Please copy every line of the records below that holds the word "true".

Data entries
■ ■ ■ ■

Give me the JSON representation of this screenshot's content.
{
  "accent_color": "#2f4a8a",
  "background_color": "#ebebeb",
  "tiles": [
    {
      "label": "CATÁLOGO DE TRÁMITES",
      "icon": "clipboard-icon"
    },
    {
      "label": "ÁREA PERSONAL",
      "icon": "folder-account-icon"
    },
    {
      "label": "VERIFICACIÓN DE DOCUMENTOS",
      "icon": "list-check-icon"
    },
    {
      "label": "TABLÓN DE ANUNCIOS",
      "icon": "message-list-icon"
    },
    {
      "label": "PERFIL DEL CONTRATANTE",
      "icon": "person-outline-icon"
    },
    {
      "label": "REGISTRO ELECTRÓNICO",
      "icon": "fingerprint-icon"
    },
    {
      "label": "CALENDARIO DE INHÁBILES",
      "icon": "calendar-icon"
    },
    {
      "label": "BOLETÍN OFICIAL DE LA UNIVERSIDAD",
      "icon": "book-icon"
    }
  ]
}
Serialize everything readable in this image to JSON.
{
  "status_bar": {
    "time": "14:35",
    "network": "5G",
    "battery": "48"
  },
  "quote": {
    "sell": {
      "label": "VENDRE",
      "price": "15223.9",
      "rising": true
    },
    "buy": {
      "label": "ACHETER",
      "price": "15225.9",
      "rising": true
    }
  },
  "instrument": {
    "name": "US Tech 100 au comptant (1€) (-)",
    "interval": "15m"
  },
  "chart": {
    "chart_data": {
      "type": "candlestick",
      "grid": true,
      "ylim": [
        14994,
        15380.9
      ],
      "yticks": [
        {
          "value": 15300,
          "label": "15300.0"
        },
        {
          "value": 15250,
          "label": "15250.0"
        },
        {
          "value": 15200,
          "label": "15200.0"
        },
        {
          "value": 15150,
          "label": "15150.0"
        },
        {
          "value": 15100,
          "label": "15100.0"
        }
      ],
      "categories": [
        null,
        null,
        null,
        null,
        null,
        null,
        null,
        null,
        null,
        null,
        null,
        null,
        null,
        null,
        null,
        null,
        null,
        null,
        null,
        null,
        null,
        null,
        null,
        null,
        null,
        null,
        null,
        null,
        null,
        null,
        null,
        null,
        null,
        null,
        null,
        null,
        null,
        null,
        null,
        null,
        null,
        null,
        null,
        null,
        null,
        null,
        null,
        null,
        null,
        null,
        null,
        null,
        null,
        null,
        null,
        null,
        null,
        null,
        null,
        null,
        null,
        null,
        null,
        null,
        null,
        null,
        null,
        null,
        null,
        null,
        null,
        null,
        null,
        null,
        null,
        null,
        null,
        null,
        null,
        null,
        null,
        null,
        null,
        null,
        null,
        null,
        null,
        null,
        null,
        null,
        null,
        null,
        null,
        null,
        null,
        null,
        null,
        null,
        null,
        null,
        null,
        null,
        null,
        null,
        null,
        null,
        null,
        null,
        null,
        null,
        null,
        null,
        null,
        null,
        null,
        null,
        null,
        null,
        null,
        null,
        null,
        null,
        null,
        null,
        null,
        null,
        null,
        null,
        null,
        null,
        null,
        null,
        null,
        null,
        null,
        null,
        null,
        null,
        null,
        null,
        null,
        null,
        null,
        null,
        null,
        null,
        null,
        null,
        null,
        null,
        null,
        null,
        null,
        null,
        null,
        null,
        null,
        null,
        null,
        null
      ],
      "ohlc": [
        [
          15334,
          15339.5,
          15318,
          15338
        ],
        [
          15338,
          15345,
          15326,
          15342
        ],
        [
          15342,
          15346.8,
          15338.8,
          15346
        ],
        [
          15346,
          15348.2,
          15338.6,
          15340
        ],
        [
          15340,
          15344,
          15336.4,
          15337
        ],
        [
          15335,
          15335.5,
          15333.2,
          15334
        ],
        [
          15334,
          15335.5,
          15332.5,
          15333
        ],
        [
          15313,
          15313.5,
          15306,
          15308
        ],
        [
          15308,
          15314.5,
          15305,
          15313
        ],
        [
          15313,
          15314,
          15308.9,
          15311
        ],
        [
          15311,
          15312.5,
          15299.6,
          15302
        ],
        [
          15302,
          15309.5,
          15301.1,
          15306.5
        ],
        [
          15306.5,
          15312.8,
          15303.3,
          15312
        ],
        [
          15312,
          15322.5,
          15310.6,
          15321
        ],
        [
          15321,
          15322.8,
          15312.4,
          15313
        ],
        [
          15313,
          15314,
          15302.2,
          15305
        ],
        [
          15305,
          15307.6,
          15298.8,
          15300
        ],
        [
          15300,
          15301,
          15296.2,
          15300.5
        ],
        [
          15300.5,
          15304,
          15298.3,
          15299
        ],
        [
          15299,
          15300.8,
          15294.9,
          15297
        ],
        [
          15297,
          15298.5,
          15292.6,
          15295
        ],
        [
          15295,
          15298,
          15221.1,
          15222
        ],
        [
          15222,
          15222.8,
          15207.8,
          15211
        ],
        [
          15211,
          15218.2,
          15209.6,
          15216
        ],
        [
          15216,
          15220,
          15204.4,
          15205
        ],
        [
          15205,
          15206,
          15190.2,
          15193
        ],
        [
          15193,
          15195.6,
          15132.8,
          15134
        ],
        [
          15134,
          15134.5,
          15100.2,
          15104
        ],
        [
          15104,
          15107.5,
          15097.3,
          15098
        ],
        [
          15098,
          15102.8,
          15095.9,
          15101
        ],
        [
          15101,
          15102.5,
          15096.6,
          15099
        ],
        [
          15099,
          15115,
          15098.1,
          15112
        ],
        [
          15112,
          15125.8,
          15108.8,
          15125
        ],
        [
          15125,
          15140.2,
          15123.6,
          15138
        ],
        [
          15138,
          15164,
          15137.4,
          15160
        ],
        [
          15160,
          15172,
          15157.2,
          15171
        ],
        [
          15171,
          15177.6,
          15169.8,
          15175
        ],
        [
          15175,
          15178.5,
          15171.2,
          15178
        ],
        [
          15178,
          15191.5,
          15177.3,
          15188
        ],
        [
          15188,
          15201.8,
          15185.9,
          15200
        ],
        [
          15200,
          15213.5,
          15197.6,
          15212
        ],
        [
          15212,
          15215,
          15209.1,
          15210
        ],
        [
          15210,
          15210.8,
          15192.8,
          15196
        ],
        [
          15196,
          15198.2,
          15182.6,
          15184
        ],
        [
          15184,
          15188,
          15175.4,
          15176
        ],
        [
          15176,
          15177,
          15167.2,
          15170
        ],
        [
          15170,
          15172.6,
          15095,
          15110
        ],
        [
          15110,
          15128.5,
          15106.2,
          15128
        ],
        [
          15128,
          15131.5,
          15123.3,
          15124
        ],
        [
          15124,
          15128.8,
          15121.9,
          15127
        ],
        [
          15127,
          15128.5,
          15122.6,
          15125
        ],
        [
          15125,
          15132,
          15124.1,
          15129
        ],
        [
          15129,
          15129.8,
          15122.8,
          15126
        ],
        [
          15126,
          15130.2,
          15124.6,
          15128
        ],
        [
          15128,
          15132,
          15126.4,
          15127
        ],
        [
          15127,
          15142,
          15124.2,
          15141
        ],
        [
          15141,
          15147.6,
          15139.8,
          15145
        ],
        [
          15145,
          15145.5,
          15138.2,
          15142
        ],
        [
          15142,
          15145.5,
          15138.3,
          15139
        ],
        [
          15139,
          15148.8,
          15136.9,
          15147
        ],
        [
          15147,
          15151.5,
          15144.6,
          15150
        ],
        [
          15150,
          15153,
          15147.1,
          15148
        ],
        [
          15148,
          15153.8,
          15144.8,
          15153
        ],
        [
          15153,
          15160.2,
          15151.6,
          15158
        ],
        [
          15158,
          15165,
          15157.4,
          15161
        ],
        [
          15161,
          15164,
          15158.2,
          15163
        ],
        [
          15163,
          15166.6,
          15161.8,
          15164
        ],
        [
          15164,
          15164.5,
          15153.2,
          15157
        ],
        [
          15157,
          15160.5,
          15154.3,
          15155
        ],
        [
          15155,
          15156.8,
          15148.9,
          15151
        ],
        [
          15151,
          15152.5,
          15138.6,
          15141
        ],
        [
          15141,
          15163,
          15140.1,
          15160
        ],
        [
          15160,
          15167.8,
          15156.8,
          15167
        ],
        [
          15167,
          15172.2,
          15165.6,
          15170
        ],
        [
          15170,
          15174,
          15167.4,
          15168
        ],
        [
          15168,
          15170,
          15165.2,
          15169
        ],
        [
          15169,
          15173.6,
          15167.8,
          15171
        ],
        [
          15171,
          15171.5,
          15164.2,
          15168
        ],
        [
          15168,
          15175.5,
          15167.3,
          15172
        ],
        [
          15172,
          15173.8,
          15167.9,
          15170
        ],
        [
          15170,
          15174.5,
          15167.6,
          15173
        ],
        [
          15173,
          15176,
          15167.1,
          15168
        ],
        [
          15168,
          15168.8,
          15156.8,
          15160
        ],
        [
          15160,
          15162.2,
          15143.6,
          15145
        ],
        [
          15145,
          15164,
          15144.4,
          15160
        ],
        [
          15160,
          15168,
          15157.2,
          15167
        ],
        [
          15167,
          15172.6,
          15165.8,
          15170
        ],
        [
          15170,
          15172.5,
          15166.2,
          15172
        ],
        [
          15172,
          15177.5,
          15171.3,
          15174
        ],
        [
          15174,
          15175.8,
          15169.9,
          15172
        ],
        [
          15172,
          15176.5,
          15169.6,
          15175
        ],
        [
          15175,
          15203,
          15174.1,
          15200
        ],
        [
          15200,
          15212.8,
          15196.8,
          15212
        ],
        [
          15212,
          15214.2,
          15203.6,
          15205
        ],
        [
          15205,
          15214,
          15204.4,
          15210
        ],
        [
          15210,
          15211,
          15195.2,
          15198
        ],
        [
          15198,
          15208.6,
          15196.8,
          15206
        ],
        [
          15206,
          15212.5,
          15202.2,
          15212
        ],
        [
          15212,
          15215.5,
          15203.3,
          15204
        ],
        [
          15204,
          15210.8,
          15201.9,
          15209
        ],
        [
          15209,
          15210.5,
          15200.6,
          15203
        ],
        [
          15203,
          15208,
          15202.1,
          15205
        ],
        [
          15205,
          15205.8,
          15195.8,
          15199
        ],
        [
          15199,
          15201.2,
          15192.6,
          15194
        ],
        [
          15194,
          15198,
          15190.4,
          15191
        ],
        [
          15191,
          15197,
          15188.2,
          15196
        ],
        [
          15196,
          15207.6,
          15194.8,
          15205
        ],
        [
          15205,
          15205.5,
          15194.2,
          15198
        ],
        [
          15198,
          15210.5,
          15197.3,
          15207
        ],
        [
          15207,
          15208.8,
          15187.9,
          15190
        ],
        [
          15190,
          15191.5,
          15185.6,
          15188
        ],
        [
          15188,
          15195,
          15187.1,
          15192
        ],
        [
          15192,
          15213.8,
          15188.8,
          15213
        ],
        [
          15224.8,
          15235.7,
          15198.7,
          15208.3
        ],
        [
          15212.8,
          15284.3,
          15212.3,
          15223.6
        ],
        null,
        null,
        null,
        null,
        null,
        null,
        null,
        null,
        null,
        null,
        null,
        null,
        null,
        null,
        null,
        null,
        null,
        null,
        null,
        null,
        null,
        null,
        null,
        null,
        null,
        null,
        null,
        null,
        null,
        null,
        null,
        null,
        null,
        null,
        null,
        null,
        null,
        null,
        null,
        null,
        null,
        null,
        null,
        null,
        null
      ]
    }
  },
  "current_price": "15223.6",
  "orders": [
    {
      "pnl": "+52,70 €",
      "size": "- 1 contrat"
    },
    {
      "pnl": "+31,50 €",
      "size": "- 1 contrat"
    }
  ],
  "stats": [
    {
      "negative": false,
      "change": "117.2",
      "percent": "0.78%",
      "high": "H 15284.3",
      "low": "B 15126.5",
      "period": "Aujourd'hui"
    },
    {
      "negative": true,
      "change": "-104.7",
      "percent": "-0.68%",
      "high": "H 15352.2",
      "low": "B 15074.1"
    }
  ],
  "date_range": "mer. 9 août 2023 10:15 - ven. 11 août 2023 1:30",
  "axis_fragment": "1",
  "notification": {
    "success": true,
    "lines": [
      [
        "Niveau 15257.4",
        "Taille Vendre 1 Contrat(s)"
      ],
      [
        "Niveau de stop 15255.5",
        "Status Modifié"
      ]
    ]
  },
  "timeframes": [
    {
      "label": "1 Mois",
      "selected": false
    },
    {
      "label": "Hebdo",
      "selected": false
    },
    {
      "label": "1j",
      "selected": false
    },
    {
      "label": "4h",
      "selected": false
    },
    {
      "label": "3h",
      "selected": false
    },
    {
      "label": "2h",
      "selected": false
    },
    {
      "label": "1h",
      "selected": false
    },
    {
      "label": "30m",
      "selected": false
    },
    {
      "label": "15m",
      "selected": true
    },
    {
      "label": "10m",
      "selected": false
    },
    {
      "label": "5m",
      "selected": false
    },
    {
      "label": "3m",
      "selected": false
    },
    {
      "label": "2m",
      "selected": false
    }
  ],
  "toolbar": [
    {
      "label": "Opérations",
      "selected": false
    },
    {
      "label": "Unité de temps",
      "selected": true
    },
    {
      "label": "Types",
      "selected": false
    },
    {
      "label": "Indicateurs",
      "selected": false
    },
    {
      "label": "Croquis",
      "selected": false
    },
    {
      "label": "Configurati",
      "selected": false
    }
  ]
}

■ ■ ■ ■

• Complete output
      "rising": true
      "rising": true
      "grid": true,
      "negative": true,
    "success": true,
      "selected": true
      "selected": true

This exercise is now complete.